Task: Give back the full listing, character for character, with no pictures.

Data lines:
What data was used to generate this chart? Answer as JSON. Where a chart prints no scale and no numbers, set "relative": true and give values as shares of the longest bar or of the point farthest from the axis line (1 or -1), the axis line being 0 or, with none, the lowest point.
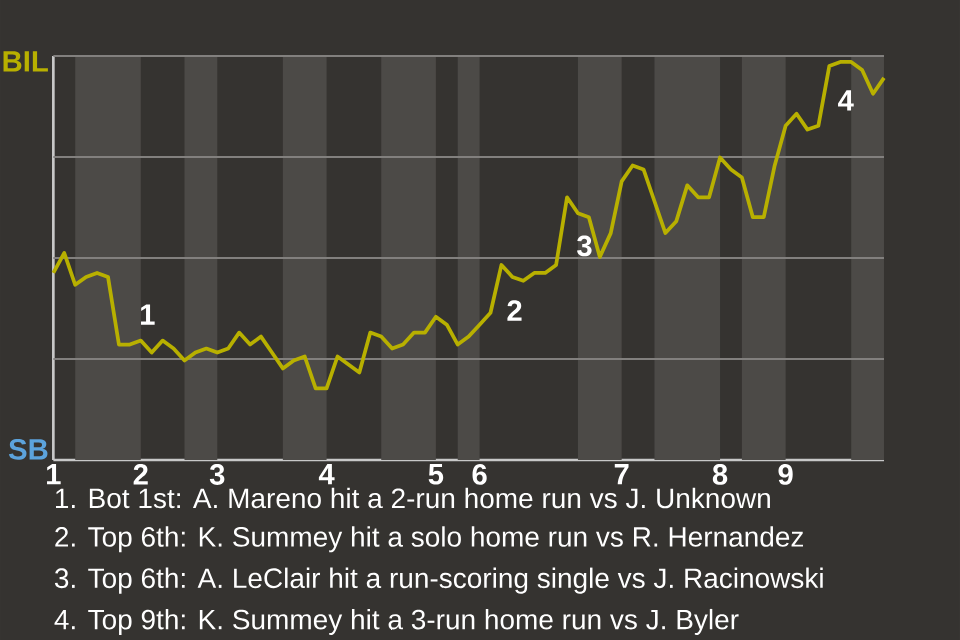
{
  "chart_data": {
    "type": "line",
    "relative": true,
    "categories": [
      "1",
      null,
      null,
      null,
      null,
      null,
      null,
      null,
      "2",
      null,
      null,
      null,
      null,
      null,
      null,
      "3",
      null,
      null,
      null,
      null,
      null,
      null,
      null,
      null,
      null,
      "4",
      null,
      null,
      null,
      null,
      null,
      null,
      null,
      null,
      null,
      "5",
      null,
      null,
      null,
      "6",
      null,
      null,
      null,
      null,
      null,
      null,
      null,
      null,
      null,
      null,
      null,
      null,
      "7",
      null,
      null,
      null,
      null,
      null,
      null,
      null,
      null,
      "8",
      null,
      null,
      null,
      null,
      null,
      "9",
      null,
      null,
      null,
      null,
      null,
      null,
      null,
      null,
      null
    ],
    "series": [
      {
        "color": "#b8b000",
        "values": [
          0.47,
          0.52,
          0.44,
          0.46,
          0.47,
          0.46,
          0.29,
          0.29,
          0.3,
          0.27,
          0.3,
          0.28,
          0.25,
          0.27,
          0.28,
          0.27,
          0.28,
          0.32,
          0.29,
          0.31,
          0.27,
          0.23,
          0.25,
          0.26,
          0.18,
          0.18,
          0.26,
          0.24,
          0.22,
          0.32,
          0.31,
          0.28,
          0.29,
          0.32,
          0.32,
          0.36,
          0.34,
          0.29,
          0.31,
          0.34,
          0.37,
          0.49,
          0.46,
          0.45,
          0.47,
          0.47,
          0.49,
          0.66,
          0.62,
          0.61,
          0.51,
          0.57,
          0.7,
          0.74,
          0.73,
          0.65,
          0.57,
          0.6,
          0.69,
          0.66,
          0.66,
          0.76,
          0.73,
          0.71,
          0.61,
          0.61,
          0.74,
          0.84,
          0.87,
          0.83,
          0.84,
          0.99,
          1,
          1,
          0.98,
          0.92,
          0.96
        ]
      }
    ],
    "grid": "y",
    "annotations": [
      "BIL",
      "SB",
      "1",
      "2",
      "3",
      "4",
      "1. Bot 1st: A. Mareno hit a 2-run home run vs J. Unknown",
      "2. Top 6th: K. Summey hit a solo home run vs R. Hernandez",
      "3. Top 6th: A. LeClair hit a run-scoring single vs J. Racinowski",
      "4. Top 9th: K. Summey hit a 3-run home run vs J. Byler"
    ]
  }
}
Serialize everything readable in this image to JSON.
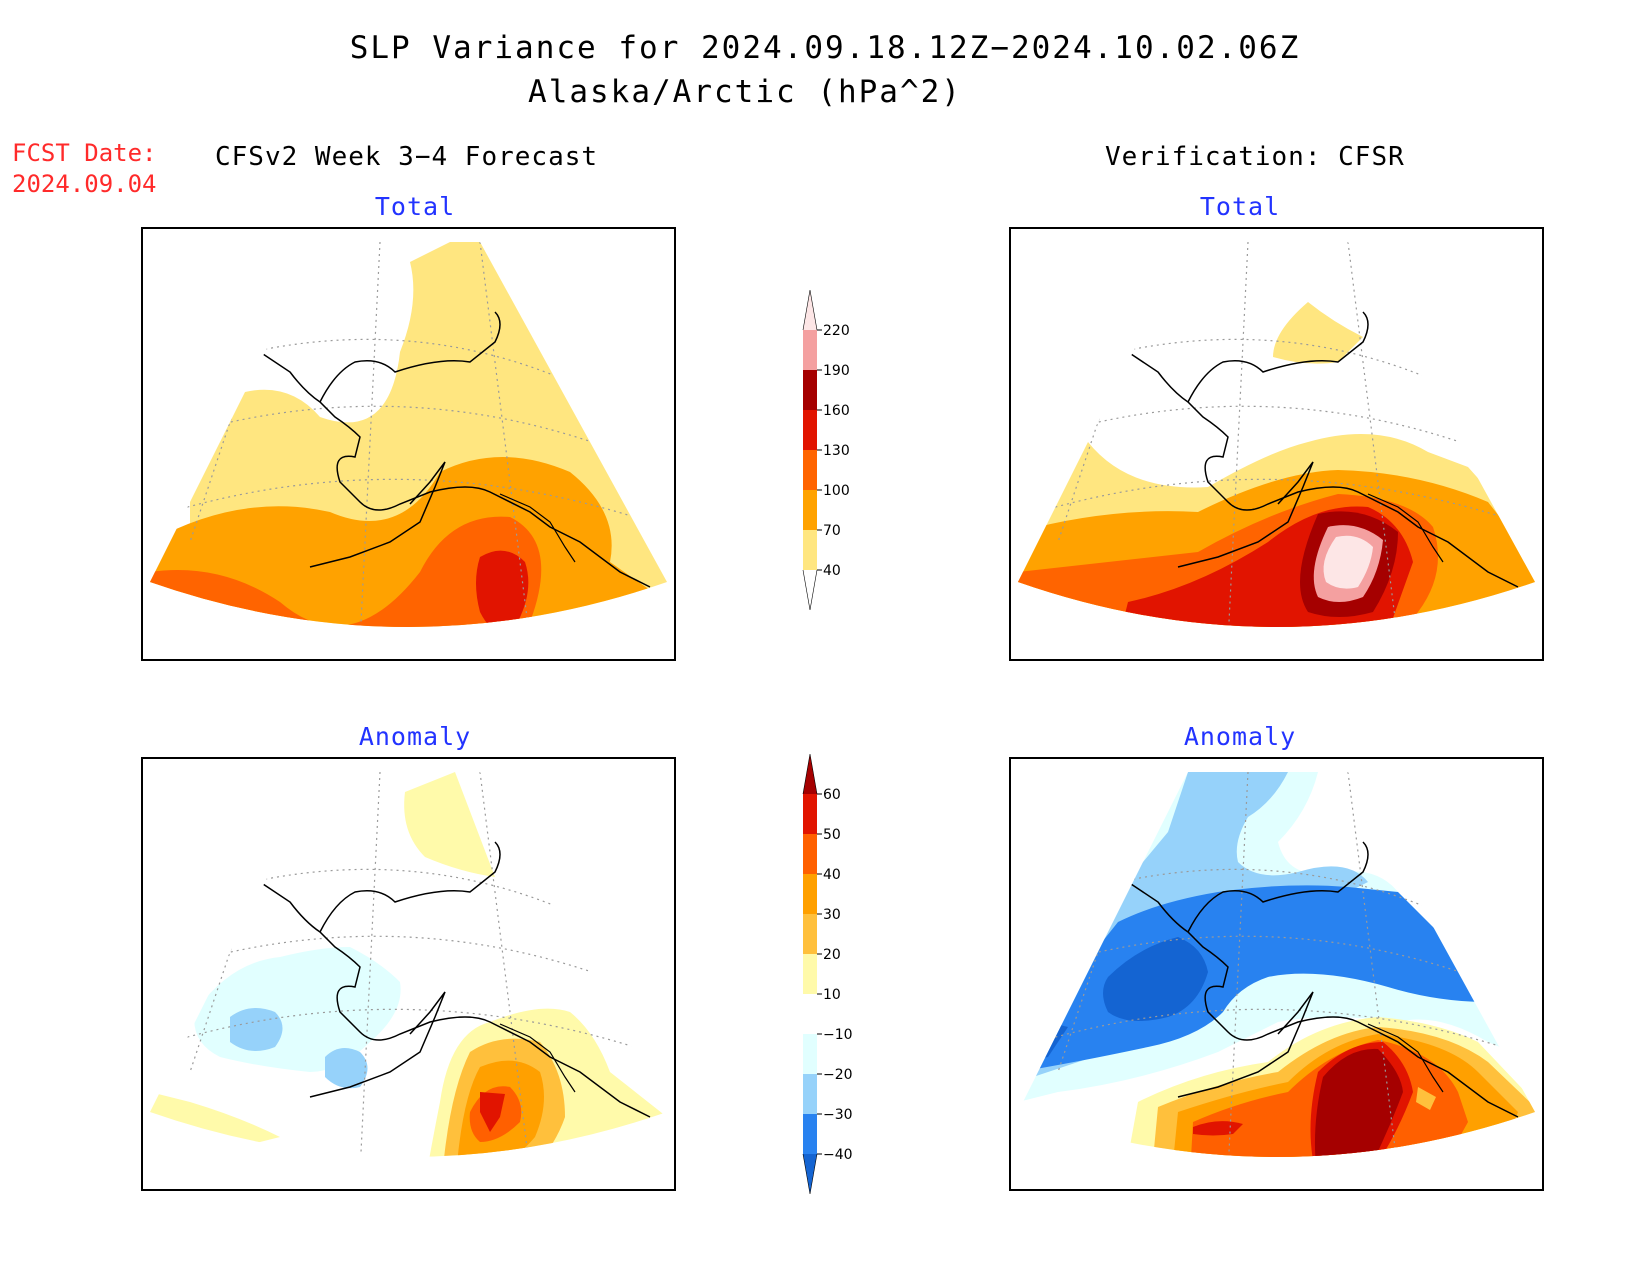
{
  "title": {
    "line1": "SLP Variance for 2024.09.18.12Z−2024.10.02.06Z",
    "line2": "Alaska/Arctic (hPa^2)"
  },
  "fcst_date": {
    "label": "FCST Date:",
    "value": "2024.09.04"
  },
  "columns": {
    "left": "CFSv2 Week 3−4 Forecast",
    "right": "Verification: CFSR"
  },
  "panels": {
    "forecast_total": "Total",
    "verif_total": "Total",
    "forecast_anomaly": "Anomaly",
    "verif_anomaly": "Anomaly"
  },
  "colorbar_total": {
    "levels": [
      "40",
      "70",
      "100",
      "130",
      "160",
      "190",
      "220"
    ],
    "colors": [
      "#ffffff",
      "#ffe680",
      "#ffa200",
      "#ff6400",
      "#e11400",
      "#a50000",
      "#f4a0a0",
      "#fde6e6"
    ]
  },
  "colorbar_anomaly": {
    "levels": [
      "−40",
      "−30",
      "−20",
      "−10",
      "10",
      "20",
      "30",
      "40",
      "50",
      "60"
    ],
    "colors": [
      "#1464d2",
      "#2882f0",
      "#96d2fa",
      "#e1ffff",
      "#ffffff",
      "#fffaaa",
      "#ffc03c",
      "#ffa000",
      "#ff6000",
      "#e11400",
      "#a50000"
    ]
  },
  "map_colors": {
    "coast": "#000000",
    "grid": "#9a9a9a",
    "frame": "#000000"
  }
}
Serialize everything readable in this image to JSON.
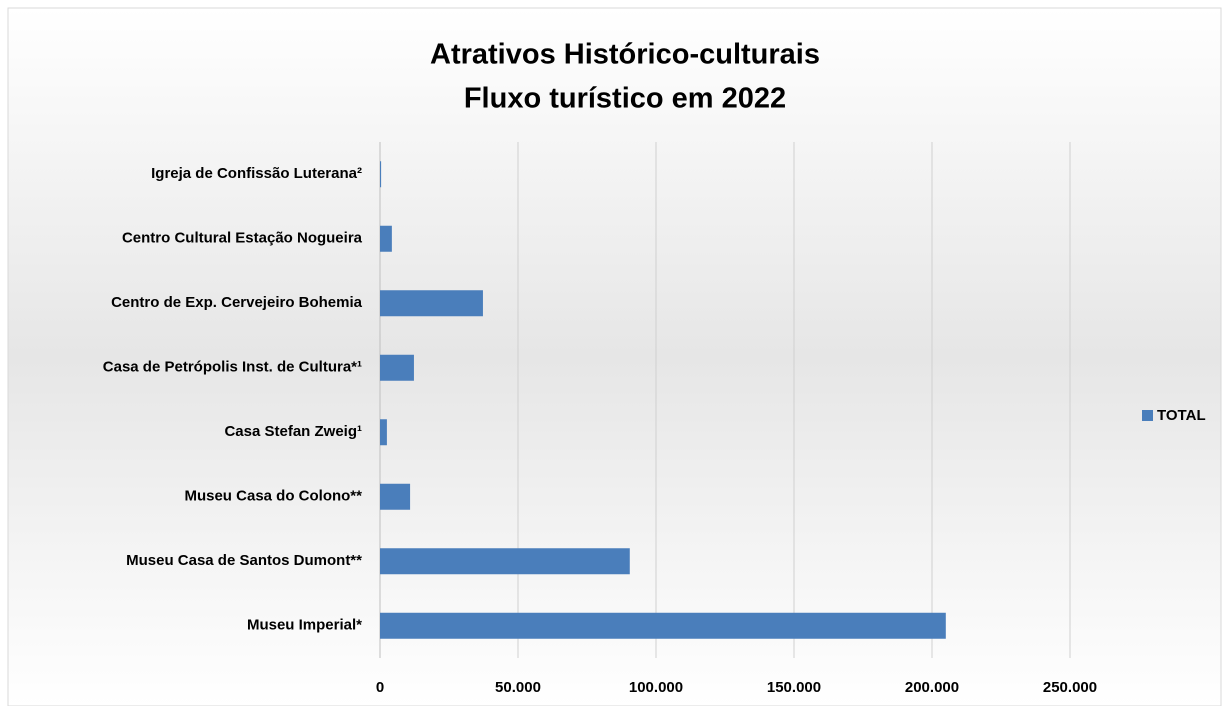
{
  "chart_data": {
    "type": "bar",
    "orientation": "horizontal",
    "title": "Atrativos Histórico-culturais",
    "subtitle": "Fluxo turístico em 2022",
    "categories": [
      "Museu Imperial*",
      "Museu Casa de Santos Dumont**",
      "Museu Casa do Colono**",
      "Casa Stefan Zweig¹",
      "Casa de Petrópolis Inst. de Cultura*¹",
      "Centro de Exp. Cervejeiro Bohemia",
      "Centro Cultural Estação Nogueira",
      "Igreja de Confissão Luterana²"
    ],
    "series": [
      {
        "name": "TOTAL",
        "color": "#4a7ebb",
        "values": [
          205000,
          90500,
          10900,
          2500,
          12300,
          37300,
          4300,
          400
        ]
      }
    ],
    "xlim": [
      0,
      250000
    ],
    "xticks": [
      0,
      {
        "value": 50000,
        "label": "50.000"
      },
      {
        "value": 100000,
        "label": "100.000"
      },
      {
        "value": 150000,
        "label": "150.000"
      },
      {
        "value": 200000,
        "label": "200.000"
      },
      {
        "value": 250000,
        "label": "250.000"
      }
    ],
    "grid": true,
    "legend": "right"
  }
}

Reply to the exercise:
What data was used to generate this chart? Answer as JSON. Where a chart prints no scale and no numbers, set "relative": true and give values as shares of the longest bar or of the point farthest from the axis line (1 or -1), the axis line being 0 or, with none, the lowest point.
{
  "chart_data": {
    "type": "line",
    "relative": true,
    "categories": [
      "1",
      null,
      null,
      null,
      null,
      null,
      null,
      null,
      "2",
      null,
      null,
      null,
      null,
      null,
      null,
      "3",
      null,
      null,
      null,
      null,
      null,
      null,
      null,
      null,
      null,
      "4",
      null,
      null,
      null,
      null,
      null,
      null,
      null,
      null,
      null,
      "5",
      null,
      null,
      null,
      "6",
      null,
      null,
      null,
      null,
      null,
      null,
      null,
      null,
      null,
      null,
      null,
      null,
      "7",
      null,
      null,
      null,
      null,
      null,
      null,
      null,
      null,
      "8",
      null,
      null,
      null,
      null,
      null,
      "9",
      null,
      null,
      null,
      null,
      null,
      null,
      null,
      null,
      null
    ],
    "series": [
      {
        "color": "#b8b000",
        "values": [
          0.47,
          0.52,
          0.44,
          0.46,
          0.47,
          0.46,
          0.29,
          0.29,
          0.3,
          0.27,
          0.3,
          0.28,
          0.25,
          0.27,
          0.28,
          0.27,
          0.28,
          0.32,
          0.29,
          0.31,
          0.27,
          0.23,
          0.25,
          0.26,
          0.18,
          0.18,
          0.26,
          0.24,
          0.22,
          0.32,
          0.31,
          0.28,
          0.29,
          0.32,
          0.32,
          0.36,
          0.34,
          0.29,
          0.31,
          0.34,
          0.37,
          0.49,
          0.46,
          0.45,
          0.47,
          0.47,
          0.49,
          0.66,
          0.62,
          0.61,
          0.51,
          0.57,
          0.7,
          0.74,
          0.73,
          0.65,
          0.57,
          0.6,
          0.69,
          0.66,
          0.66,
          0.76,
          0.73,
          0.71,
          0.61,
          0.61,
          0.74,
          0.84,
          0.87,
          0.83,
          0.84,
          0.99,
          1,
          1,
          0.98,
          0.92,
          0.96
        ]
      }
    ],
    "grid": "y",
    "annotations": [
      "BIL",
      "SB",
      "1",
      "2",
      "3",
      "4",
      "1. Bot 1st: A. Mareno hit a 2-run home run vs J. Unknown",
      "2. Top 6th: K. Summey hit a solo home run vs R. Hernandez",
      "3. Top 6th: A. LeClair hit a run-scoring single vs J. Racinowski",
      "4. Top 9th: K. Summey hit a 3-run home run vs J. Byler"
    ]
  }
}
Serialize everything readable in this image to JSON.
{
  "title": {
    "line1": "SLP Variance for 2024.09.18.12Z−2024.10.02.06Z",
    "line2": "Alaska/Arctic (hPa^2)"
  },
  "fcst_date": {
    "label": "FCST Date:",
    "value": "2024.09.04"
  },
  "columns": {
    "left": "CFSv2 Week 3−4 Forecast",
    "right": "Verification: CFSR"
  },
  "panels": {
    "forecast_total": "Total",
    "verif_total": "Total",
    "forecast_anomaly": "Anomaly",
    "verif_anomaly": "Anomaly"
  },
  "colorbar_total": {
    "levels": [
      "40",
      "70",
      "100",
      "130",
      "160",
      "190",
      "220"
    ],
    "colors": [
      "#ffffff",
      "#ffe680",
      "#ffa200",
      "#ff6400",
      "#e11400",
      "#a50000",
      "#f4a0a0",
      "#fde6e6"
    ]
  },
  "colorbar_anomaly": {
    "levels": [
      "−40",
      "−30",
      "−20",
      "−10",
      "10",
      "20",
      "30",
      "40",
      "50",
      "60"
    ],
    "colors": [
      "#1464d2",
      "#2882f0",
      "#96d2fa",
      "#e1ffff",
      "#ffffff",
      "#fffaaa",
      "#ffc03c",
      "#ffa000",
      "#ff6000",
      "#e11400",
      "#a50000"
    ]
  },
  "map_colors": {
    "coast": "#000000",
    "grid": "#9a9a9a",
    "frame": "#000000"
  }
}
Serialize everything readable in this image to JSON.
{
  "chart_data": {
    "type": "bar",
    "orientation": "horizontal",
    "title": "Atrativos Histórico-culturais",
    "subtitle": "Fluxo turístico em 2022",
    "categories": [
      "Museu Imperial*",
      "Museu Casa de Santos Dumont**",
      "Museu Casa do Colono**",
      "Casa Stefan Zweig¹",
      "Casa de Petrópolis Inst. de Cultura*¹",
      "Centro de Exp. Cervejeiro Bohemia",
      "Centro Cultural Estação Nogueira",
      "Igreja de Confissão Luterana²"
    ],
    "series": [
      {
        "name": "TOTAL",
        "color": "#4a7ebb",
        "values": [
          205000,
          90500,
          10900,
          2500,
          12300,
          37300,
          4300,
          400
        ]
      }
    ],
    "xlim": [
      0,
      250000
    ],
    "xticks": [
      0,
      {
        "value": 50000,
        "label": "50.000"
      },
      {
        "value": 100000,
        "label": "100.000"
      },
      {
        "value": 150000,
        "label": "150.000"
      },
      {
        "value": 200000,
        "label": "200.000"
      },
      {
        "value": 250000,
        "label": "250.000"
      }
    ],
    "grid": true,
    "legend": "right"
  }
}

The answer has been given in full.